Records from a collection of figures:

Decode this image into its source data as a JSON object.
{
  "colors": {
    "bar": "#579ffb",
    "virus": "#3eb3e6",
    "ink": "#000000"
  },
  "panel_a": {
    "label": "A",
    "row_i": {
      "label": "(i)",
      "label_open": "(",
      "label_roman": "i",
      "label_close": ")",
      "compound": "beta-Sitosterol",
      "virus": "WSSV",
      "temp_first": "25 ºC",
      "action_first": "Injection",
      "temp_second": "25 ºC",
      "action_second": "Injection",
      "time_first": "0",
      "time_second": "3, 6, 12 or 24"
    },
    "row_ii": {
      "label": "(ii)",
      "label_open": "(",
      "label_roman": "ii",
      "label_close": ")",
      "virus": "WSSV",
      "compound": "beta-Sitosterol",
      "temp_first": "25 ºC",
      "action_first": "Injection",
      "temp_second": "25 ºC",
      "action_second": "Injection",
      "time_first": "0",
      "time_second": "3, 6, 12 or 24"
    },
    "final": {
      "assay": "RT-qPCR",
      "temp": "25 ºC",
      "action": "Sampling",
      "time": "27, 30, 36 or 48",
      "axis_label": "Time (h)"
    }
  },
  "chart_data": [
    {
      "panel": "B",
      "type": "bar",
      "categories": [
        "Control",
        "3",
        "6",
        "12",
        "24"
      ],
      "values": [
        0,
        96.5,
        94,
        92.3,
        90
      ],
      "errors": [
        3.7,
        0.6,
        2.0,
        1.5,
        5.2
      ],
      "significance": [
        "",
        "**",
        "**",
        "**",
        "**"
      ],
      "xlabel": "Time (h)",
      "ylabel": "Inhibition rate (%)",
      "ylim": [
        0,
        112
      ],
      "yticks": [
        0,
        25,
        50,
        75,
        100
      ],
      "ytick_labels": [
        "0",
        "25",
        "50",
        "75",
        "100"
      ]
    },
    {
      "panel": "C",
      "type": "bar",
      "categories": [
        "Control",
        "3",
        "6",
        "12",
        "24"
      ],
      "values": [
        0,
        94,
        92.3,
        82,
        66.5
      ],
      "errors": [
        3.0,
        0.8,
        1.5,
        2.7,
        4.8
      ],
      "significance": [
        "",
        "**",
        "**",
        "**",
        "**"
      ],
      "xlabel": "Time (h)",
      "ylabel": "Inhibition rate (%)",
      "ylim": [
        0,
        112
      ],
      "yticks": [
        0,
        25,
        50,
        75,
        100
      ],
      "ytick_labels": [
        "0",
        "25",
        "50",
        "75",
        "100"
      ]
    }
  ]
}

### Work instruction
The lines above are to be retyped exactly, with none omitted.

### Result
Decode this image into its source data as a JSON object.
{
  "colors": {
    "bar": "#579ffb",
    "virus": "#3eb3e6",
    "ink": "#000000"
  },
  "panel_a": {
    "label": "A",
    "row_i": {
      "label": "(i)",
      "label_open": "(",
      "label_roman": "i",
      "label_close": ")",
      "compound": "beta-Sitosterol",
      "virus": "WSSV",
      "temp_first": "25 ºC",
      "action_first": "Injection",
      "temp_second": "25 ºC",
      "action_second": "Injection",
      "time_first": "0",
      "time_second": "3, 6, 12 or 24"
    },
    "row_ii": {
      "label": "(ii)",
      "label_open": "(",
      "label_roman": "ii",
      "label_close": ")",
      "virus": "WSSV",
      "compound": "beta-Sitosterol",
      "temp_first": "25 ºC",
      "action_first": "Injection",
      "temp_second": "25 ºC",
      "action_second": "Injection",
      "time_first": "0",
      "time_second": "3, 6, 12 or 24"
    },
    "final": {
      "assay": "RT-qPCR",
      "temp": "25 ºC",
      "action": "Sampling",
      "time": "27, 30, 36 or 48",
      "axis_label": "Time (h)"
    }
  },
  "chart_data": [
    {
      "panel": "B",
      "type": "bar",
      "categories": [
        "Control",
        "3",
        "6",
        "12",
        "24"
      ],
      "values": [
        0,
        96.5,
        94,
        92.3,
        90
      ],
      "errors": [
        3.7,
        0.6,
        2.0,
        1.5,
        5.2
      ],
      "significance": [
        "",
        "**",
        "**",
        "**",
        "**"
      ],
      "xlabel": "Time (h)",
      "ylabel": "Inhibition rate (%)",
      "ylim": [
        0,
        112
      ],
      "yticks": [
        0,
        25,
        50,
        75,
        100
      ],
      "ytick_labels": [
        "0",
        "25",
        "50",
        "75",
        "100"
      ]
    },
    {
      "panel": "C",
      "type": "bar",
      "categories": [
        "Control",
        "3",
        "6",
        "12",
        "24"
      ],
      "values": [
        0,
        94,
        92.3,
        82,
        66.5
      ],
      "errors": [
        3.0,
        0.8,
        1.5,
        2.7,
        4.8
      ],
      "significance": [
        "",
        "**",
        "**",
        "**",
        "**"
      ],
      "xlabel": "Time (h)",
      "ylabel": "Inhibition rate (%)",
      "ylim": [
        0,
        112
      ],
      "yticks": [
        0,
        25,
        50,
        75,
        100
      ],
      "ytick_labels": [
        "0",
        "25",
        "50",
        "75",
        "100"
      ]
    }
  ]
}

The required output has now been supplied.